--- Start Records for the exercise ---
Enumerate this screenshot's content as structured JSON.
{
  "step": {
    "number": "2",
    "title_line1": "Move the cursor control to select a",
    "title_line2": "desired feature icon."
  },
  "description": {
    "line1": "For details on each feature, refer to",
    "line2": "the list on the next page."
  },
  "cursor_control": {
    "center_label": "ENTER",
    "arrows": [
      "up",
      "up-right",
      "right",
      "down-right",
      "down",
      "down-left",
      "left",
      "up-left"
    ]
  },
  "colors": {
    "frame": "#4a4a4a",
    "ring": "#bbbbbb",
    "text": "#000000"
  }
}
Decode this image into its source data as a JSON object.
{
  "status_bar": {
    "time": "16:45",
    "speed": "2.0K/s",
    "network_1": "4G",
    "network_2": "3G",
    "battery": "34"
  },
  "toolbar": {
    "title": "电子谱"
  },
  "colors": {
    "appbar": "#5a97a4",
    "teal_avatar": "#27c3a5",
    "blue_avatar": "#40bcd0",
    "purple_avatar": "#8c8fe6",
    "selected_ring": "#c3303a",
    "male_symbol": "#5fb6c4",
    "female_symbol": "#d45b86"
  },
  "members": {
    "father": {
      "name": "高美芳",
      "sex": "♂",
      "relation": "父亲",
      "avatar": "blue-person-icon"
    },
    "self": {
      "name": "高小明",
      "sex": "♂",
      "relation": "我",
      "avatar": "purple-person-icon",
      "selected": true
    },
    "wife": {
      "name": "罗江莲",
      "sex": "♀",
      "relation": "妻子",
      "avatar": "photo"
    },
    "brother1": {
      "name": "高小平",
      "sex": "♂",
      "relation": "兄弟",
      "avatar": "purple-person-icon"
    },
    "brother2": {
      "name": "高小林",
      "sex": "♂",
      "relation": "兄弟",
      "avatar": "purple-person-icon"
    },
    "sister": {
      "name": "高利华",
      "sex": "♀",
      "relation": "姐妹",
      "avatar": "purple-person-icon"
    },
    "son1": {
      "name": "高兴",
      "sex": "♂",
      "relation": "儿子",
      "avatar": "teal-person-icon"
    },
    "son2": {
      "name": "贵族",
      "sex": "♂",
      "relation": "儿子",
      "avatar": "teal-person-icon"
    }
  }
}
--- End Records for the exercise ---
■ **What the exercise asks**: Each record should come back exactly as written.

■ **Solution to the problem**:
Enumerate this screenshot's content as structured JSON.
{
  "step": {
    "number": "2",
    "title_line1": "Move the cursor control to select a",
    "title_line2": "desired feature icon."
  },
  "description": {
    "line1": "For details on each feature, refer to",
    "line2": "the list on the next page."
  },
  "cursor_control": {
    "center_label": "ENTER",
    "arrows": [
      "up",
      "up-right",
      "right",
      "down-right",
      "down",
      "down-left",
      "left",
      "up-left"
    ]
  },
  "colors": {
    "frame": "#4a4a4a",
    "ring": "#bbbbbb",
    "text": "#000000"
  }
}
Decode this image into its source data as a JSON object.
{
  "status_bar": {
    "time": "16:45",
    "speed": "2.0K/s",
    "network_1": "4G",
    "network_2": "3G",
    "battery": "34"
  },
  "toolbar": {
    "title": "电子谱"
  },
  "colors": {
    "appbar": "#5a97a4",
    "teal_avatar": "#27c3a5",
    "blue_avatar": "#40bcd0",
    "purple_avatar": "#8c8fe6",
    "selected_ring": "#c3303a",
    "male_symbol": "#5fb6c4",
    "female_symbol": "#d45b86"
  },
  "members": {
    "father": {
      "name": "高美芳",
      "sex": "♂",
      "relation": "父亲",
      "avatar": "blue-person-icon"
    },
    "self": {
      "name": "高小明",
      "sex": "♂",
      "relation": "我",
      "avatar": "purple-person-icon",
      "selected": true
    },
    "wife": {
      "name": "罗江莲",
      "sex": "♀",
      "relation": "妻子",
      "avatar": "photo"
    },
    "brother1": {
      "name": "高小平",
      "sex": "♂",
      "relation": "兄弟",
      "avatar": "purple-person-icon"
    },
    "brother2": {
      "name": "高小林",
      "sex": "♂",
      "relation": "兄弟",
      "avatar": "purple-person-icon"
    },
    "sister": {
      "name": "高利华",
      "sex": "♀",
      "relation": "姐妹",
      "avatar": "purple-person-icon"
    },
    "son1": {
      "name": "高兴",
      "sex": "♂",
      "relation": "儿子",
      "avatar": "teal-person-icon"
    },
    "son2": {
      "name": "贵族",
      "sex": "♂",
      "relation": "儿子",
      "avatar": "teal-person-icon"
    }
  }
}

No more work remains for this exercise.